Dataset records

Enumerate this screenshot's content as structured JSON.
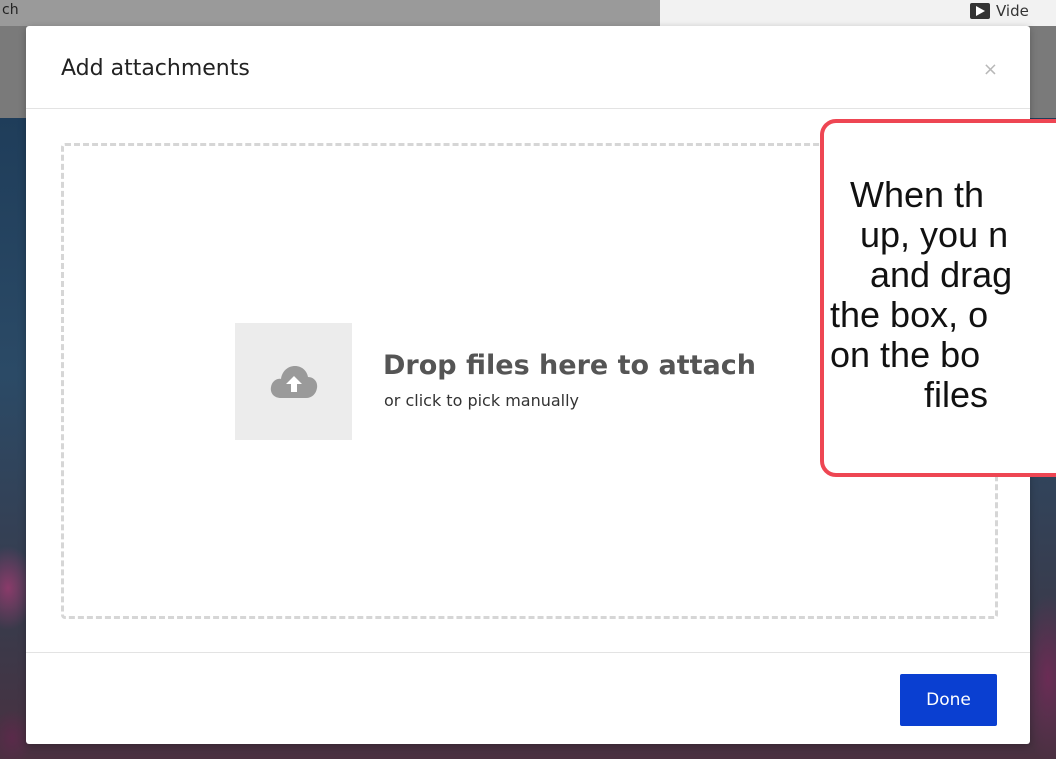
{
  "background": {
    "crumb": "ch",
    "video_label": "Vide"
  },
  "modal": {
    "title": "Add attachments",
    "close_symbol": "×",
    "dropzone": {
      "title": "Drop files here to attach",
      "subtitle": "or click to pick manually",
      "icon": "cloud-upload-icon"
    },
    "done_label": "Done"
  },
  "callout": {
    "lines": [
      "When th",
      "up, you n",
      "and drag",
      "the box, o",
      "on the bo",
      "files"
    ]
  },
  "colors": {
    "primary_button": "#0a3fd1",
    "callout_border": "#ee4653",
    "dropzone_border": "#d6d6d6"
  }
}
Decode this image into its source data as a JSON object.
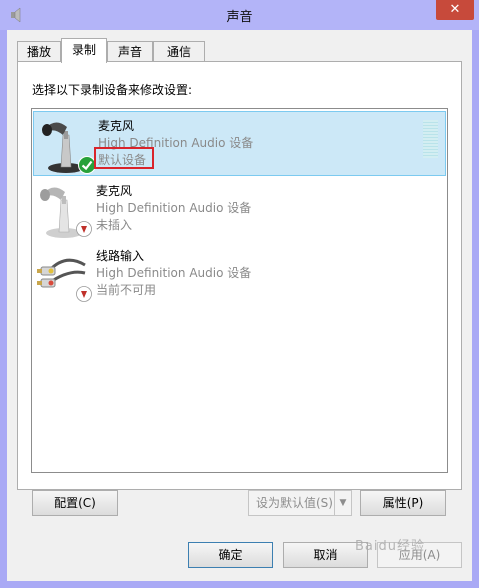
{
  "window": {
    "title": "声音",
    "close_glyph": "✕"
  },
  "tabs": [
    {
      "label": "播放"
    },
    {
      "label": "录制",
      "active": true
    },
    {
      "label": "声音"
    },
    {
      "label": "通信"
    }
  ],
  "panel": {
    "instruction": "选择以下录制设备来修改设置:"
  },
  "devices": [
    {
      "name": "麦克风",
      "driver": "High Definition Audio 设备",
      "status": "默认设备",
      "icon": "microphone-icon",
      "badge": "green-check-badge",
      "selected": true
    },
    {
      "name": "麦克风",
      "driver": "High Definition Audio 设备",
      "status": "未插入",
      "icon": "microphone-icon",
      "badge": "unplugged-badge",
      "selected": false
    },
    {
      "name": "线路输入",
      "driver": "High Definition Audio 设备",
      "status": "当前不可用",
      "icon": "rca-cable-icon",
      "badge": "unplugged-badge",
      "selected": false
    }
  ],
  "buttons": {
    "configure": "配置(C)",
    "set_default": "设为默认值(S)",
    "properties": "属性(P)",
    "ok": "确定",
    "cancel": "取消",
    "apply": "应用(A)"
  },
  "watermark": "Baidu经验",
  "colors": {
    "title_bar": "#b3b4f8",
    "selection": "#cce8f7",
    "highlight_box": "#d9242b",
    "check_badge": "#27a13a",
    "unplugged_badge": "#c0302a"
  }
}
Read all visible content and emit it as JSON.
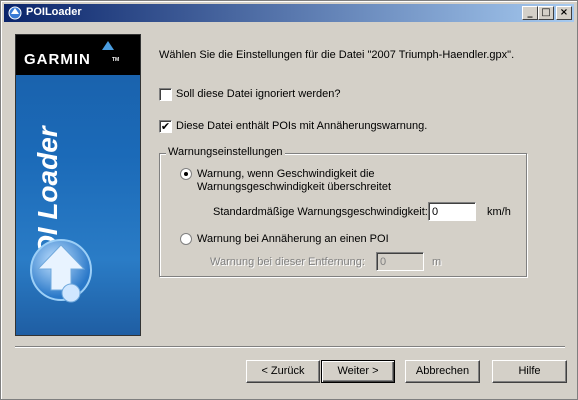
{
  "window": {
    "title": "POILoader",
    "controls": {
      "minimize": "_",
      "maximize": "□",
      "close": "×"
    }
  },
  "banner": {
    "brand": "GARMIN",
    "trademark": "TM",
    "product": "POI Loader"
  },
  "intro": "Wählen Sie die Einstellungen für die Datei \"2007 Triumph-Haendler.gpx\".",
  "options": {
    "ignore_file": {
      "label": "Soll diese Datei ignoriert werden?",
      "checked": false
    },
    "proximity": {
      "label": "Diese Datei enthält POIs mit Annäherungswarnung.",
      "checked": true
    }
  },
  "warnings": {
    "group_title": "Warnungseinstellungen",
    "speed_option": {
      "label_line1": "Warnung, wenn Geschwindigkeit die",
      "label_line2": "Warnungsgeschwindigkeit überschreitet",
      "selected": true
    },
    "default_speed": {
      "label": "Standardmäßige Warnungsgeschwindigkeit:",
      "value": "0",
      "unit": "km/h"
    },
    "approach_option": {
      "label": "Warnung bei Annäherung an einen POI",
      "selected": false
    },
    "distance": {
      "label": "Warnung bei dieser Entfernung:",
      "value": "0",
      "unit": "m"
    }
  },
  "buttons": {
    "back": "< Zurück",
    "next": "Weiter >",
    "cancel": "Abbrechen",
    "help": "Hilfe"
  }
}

__Task objective__
Report each line in the data that holds the word "Warnungsgeschwindigkeit".

__Answer to the problem__
      "label_line2": "Warnungsgeschwindigkeit überschreitet",
      "label": "Standardmäßige Warnungsgeschwindigkeit:",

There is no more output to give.